(Collected data)

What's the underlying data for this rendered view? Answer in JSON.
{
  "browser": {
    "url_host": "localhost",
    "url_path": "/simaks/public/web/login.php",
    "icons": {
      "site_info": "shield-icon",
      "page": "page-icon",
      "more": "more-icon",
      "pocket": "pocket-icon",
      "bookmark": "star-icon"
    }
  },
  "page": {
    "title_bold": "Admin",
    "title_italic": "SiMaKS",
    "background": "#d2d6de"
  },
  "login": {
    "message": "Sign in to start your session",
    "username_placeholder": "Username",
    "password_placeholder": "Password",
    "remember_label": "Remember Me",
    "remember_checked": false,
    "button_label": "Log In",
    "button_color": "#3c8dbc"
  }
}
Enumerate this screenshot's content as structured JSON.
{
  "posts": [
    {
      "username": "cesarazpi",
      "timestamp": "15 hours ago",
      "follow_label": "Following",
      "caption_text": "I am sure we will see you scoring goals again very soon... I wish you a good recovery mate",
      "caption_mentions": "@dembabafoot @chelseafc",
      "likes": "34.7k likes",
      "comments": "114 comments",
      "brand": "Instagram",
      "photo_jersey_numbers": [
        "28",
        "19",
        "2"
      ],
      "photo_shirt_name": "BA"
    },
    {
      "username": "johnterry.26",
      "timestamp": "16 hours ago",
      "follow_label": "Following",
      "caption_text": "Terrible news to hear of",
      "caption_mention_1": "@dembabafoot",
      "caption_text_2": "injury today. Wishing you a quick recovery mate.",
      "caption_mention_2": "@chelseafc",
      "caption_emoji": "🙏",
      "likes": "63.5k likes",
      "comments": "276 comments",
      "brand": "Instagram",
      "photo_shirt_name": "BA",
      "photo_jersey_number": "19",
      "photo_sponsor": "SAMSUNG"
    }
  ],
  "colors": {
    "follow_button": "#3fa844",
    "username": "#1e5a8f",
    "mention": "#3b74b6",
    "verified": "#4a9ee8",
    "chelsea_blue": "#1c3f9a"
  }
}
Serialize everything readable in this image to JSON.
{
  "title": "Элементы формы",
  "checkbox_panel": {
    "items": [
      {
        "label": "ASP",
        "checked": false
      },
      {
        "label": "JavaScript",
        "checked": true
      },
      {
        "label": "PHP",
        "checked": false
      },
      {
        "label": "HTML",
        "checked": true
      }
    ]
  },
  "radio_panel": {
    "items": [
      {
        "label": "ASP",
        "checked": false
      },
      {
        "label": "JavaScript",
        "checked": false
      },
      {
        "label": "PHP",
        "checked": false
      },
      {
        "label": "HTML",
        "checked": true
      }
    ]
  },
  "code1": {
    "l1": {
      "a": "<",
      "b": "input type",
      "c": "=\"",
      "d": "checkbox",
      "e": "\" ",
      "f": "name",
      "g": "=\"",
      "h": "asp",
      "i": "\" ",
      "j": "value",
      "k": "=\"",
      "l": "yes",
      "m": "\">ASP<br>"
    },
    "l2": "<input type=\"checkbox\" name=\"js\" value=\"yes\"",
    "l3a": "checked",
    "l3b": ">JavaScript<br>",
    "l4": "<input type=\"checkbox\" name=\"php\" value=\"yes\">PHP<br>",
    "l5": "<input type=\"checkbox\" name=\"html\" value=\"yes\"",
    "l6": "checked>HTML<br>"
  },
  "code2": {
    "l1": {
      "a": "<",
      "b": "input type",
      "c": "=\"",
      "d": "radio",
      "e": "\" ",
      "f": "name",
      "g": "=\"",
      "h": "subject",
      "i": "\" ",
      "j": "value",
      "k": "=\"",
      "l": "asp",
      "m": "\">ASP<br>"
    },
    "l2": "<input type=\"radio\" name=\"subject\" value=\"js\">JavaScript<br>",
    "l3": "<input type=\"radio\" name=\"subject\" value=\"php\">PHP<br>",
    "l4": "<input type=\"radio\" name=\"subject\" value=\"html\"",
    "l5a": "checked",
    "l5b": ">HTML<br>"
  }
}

§ EXERCISE DETAILS
Reproduce the complete data exactly as presented above.

§ ANSWER TO THE PROBLEM
What's the underlying data for this rendered view? Answer in JSON.
{
  "browser": {
    "url_host": "localhost",
    "url_path": "/simaks/public/web/login.php",
    "icons": {
      "site_info": "shield-icon",
      "page": "page-icon",
      "more": "more-icon",
      "pocket": "pocket-icon",
      "bookmark": "star-icon"
    }
  },
  "page": {
    "title_bold": "Admin",
    "title_italic": "SiMaKS",
    "background": "#d2d6de"
  },
  "login": {
    "message": "Sign in to start your session",
    "username_placeholder": "Username",
    "password_placeholder": "Password",
    "remember_label": "Remember Me",
    "remember_checked": false,
    "button_label": "Log In",
    "button_color": "#3c8dbc"
  }
}
Enumerate this screenshot's content as structured JSON.
{
  "posts": [
    {
      "username": "cesarazpi",
      "timestamp": "15 hours ago",
      "follow_label": "Following",
      "caption_text": "I am sure we will see you scoring goals again very soon... I wish you a good recovery mate",
      "caption_mentions": "@dembabafoot @chelseafc",
      "likes": "34.7k likes",
      "comments": "114 comments",
      "brand": "Instagram",
      "photo_jersey_numbers": [
        "28",
        "19",
        "2"
      ],
      "photo_shirt_name": "BA"
    },
    {
      "username": "johnterry.26",
      "timestamp": "16 hours ago",
      "follow_label": "Following",
      "caption_text": "Terrible news to hear of",
      "caption_mention_1": "@dembabafoot",
      "caption_text_2": "injury today. Wishing you a quick recovery mate.",
      "caption_mention_2": "@chelseafc",
      "caption_emoji": "🙏",
      "likes": "63.5k likes",
      "comments": "276 comments",
      "brand": "Instagram",
      "photo_shirt_name": "BA",
      "photo_jersey_number": "19",
      "photo_sponsor": "SAMSUNG"
    }
  ],
  "colors": {
    "follow_button": "#3fa844",
    "username": "#1e5a8f",
    "mention": "#3b74b6",
    "verified": "#4a9ee8",
    "chelsea_blue": "#1c3f9a"
  }
}
Serialize everything readable in this image to JSON.
{
  "title": "Элементы формы",
  "checkbox_panel": {
    "items": [
      {
        "label": "ASP",
        "checked": false
      },
      {
        "label": "JavaScript",
        "checked": true
      },
      {
        "label": "PHP",
        "checked": false
      },
      {
        "label": "HTML",
        "checked": true
      }
    ]
  },
  "radio_panel": {
    "items": [
      {
        "label": "ASP",
        "checked": false
      },
      {
        "label": "JavaScript",
        "checked": false
      },
      {
        "label": "PHP",
        "checked": false
      },
      {
        "label": "HTML",
        "checked": true
      }
    ]
  },
  "code1": {
    "l1": {
      "a": "<",
      "b": "input type",
      "c": "=\"",
      "d": "checkbox",
      "e": "\" ",
      "f": "name",
      "g": "=\"",
      "h": "asp",
      "i": "\" ",
      "j": "value",
      "k": "=\"",
      "l": "yes",
      "m": "\">ASP<br>"
    },
    "l2": "<input type=\"checkbox\" name=\"js\" value=\"yes\"",
    "l3a": "checked",
    "l3b": ">JavaScript<br>",
    "l4": "<input type=\"checkbox\" name=\"php\" value=\"yes\">PHP<br>",
    "l5": "<input type=\"checkbox\" name=\"html\" value=\"yes\"",
    "l6": "checked>HTML<br>"
  },
  "code2": {
    "l1": {
      "a": "<",
      "b": "input type",
      "c": "=\"",
      "d": "radio",
      "e": "\" ",
      "f": "name",
      "g": "=\"",
      "h": "subject",
      "i": "\" ",
      "j": "value",
      "k": "=\"",
      "l": "asp",
      "m": "\">ASP<br>"
    },
    "l2": "<input type=\"radio\" name=\"subject\" value=\"js\">JavaScript<br>",
    "l3": "<input type=\"radio\" name=\"subject\" value=\"php\">PHP<br>",
    "l4": "<input type=\"radio\" name=\"subject\" value=\"html\"",
    "l5a": "checked",
    "l5b": ">HTML<br>"
  }
}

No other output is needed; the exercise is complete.